→ EXTRACTED RECORDS:
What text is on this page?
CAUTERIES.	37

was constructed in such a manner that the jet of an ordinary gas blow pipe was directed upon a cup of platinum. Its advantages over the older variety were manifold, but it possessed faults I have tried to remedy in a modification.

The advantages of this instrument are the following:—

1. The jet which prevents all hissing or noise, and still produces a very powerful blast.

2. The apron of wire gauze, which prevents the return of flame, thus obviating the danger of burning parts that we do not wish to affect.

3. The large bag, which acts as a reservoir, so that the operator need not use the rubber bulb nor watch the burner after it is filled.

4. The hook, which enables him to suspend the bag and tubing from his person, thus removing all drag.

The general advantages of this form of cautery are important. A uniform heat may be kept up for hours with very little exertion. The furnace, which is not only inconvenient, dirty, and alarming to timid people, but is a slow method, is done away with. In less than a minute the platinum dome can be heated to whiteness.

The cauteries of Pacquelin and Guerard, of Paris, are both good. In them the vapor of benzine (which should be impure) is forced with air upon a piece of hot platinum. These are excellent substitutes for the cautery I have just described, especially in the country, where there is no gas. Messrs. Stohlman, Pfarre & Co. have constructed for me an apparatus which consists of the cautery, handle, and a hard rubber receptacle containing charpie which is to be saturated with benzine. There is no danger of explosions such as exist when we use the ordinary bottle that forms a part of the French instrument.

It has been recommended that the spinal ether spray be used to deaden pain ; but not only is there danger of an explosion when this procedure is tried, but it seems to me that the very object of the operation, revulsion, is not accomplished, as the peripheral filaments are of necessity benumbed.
---
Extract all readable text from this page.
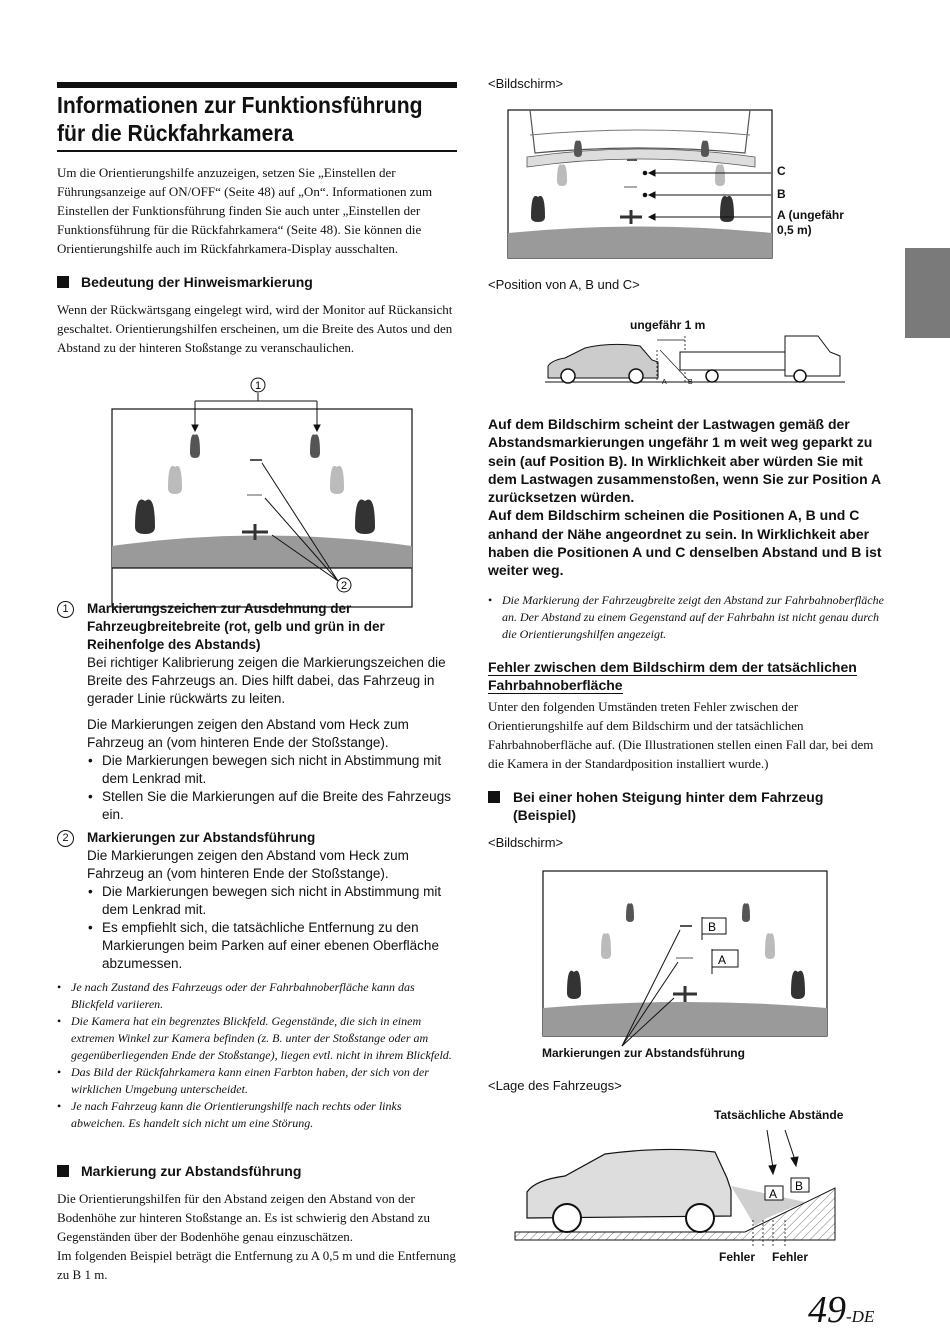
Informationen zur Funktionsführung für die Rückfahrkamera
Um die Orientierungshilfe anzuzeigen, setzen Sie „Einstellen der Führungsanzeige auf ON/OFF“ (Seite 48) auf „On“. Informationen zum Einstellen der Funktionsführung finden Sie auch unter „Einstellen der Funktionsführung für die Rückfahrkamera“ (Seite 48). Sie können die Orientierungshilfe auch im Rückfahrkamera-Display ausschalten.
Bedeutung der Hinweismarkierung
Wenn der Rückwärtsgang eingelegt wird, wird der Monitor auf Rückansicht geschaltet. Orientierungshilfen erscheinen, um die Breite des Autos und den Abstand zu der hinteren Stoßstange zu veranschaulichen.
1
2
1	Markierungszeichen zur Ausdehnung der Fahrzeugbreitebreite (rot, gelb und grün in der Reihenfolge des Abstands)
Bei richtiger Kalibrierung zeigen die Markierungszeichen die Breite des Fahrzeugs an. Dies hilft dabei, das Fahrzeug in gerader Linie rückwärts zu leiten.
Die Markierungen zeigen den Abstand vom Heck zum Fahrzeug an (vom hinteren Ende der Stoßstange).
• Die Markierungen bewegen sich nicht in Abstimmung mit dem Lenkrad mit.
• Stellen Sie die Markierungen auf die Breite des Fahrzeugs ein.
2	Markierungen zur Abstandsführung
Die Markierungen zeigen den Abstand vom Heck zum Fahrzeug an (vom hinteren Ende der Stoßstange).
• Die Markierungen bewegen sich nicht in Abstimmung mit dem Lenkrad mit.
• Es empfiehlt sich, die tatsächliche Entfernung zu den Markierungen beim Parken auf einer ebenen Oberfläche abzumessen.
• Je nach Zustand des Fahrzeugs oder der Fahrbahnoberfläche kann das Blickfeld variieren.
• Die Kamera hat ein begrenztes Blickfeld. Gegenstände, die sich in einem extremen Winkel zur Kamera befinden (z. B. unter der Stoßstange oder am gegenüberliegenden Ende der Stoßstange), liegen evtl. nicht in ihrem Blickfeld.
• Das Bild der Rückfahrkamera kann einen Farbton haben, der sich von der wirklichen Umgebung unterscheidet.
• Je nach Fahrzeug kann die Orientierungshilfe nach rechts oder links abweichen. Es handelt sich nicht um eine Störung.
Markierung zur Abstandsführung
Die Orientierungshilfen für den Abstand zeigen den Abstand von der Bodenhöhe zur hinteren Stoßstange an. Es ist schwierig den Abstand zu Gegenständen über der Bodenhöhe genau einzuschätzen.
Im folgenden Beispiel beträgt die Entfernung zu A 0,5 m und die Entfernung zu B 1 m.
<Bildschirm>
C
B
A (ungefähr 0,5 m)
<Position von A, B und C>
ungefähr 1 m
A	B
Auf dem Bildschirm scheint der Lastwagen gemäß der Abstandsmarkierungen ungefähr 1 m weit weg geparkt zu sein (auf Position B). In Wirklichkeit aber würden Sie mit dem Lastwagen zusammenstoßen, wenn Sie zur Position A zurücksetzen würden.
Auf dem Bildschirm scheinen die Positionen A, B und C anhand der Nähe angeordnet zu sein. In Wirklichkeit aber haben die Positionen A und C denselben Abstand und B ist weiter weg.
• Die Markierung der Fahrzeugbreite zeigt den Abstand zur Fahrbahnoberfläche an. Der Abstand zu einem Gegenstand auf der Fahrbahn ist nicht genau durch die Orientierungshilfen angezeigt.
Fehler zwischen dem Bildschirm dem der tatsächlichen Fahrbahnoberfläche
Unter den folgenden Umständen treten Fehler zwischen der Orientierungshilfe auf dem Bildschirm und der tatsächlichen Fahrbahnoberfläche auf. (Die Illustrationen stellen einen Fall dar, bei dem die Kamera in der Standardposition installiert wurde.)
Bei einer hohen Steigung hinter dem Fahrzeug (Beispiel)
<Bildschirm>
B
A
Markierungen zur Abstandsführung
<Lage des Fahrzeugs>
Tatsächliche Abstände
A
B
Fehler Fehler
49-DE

→ SET TASK:
Only a number is expected here: the count of lines in the listing that hold the string "Abstandsführung".

→ SOLUTION:
3